# START OF Dataset entries

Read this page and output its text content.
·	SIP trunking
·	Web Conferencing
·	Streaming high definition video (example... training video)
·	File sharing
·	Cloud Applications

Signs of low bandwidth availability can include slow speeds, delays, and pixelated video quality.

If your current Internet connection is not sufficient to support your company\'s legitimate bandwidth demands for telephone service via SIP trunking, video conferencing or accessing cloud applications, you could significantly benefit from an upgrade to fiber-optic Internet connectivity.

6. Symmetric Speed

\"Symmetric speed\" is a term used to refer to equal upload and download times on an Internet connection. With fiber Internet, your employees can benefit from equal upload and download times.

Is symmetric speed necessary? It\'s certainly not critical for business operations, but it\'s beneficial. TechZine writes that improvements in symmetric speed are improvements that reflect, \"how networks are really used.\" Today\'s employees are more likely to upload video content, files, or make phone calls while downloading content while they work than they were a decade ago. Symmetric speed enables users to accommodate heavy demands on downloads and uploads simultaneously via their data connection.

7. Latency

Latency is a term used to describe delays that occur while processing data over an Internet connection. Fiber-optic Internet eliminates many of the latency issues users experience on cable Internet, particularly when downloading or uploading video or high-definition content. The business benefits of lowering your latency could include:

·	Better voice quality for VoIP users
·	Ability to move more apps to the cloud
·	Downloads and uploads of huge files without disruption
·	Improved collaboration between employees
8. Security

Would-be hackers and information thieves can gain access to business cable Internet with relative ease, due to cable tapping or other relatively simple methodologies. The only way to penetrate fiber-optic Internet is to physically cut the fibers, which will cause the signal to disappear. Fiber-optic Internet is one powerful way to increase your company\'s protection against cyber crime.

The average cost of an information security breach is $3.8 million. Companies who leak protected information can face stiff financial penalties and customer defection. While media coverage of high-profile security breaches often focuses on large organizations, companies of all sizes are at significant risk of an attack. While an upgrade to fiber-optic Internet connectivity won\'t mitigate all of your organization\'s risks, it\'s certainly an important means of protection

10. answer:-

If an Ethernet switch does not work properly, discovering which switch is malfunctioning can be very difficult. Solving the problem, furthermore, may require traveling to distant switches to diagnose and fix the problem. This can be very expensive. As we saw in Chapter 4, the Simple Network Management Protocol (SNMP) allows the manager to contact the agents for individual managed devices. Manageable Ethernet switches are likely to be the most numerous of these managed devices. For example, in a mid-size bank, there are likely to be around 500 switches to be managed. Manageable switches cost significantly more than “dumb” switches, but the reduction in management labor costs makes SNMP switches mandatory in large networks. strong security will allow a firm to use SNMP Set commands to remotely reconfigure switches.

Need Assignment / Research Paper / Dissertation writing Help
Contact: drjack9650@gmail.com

# END OF Dataset entries

> **Work instructions**:
Go through the preceding material and copy each line that has the word "connectivity".

> **Result of this exercise**:
If your current Internet connection is not sufficient to support your company\'s legitimate bandwidth demands for telephone service via SIP trunking, video conferencing or accessing cloud applications, you could significantly benefit from an upgrade to fiber-optic Internet connectivity.
The average cost of an information security breach is $3.8 million. Companies who leak protected information can face stiff financial penalties and customer defection. While media coverage of high-profile security breaches often focuses on large organizations, companies of all sizes are at significant risk of an attack. While an upgrade to fiber-optic Internet connectivity won\'t mitigate all of your organization\'s risks, it\'s certainly an important means of protection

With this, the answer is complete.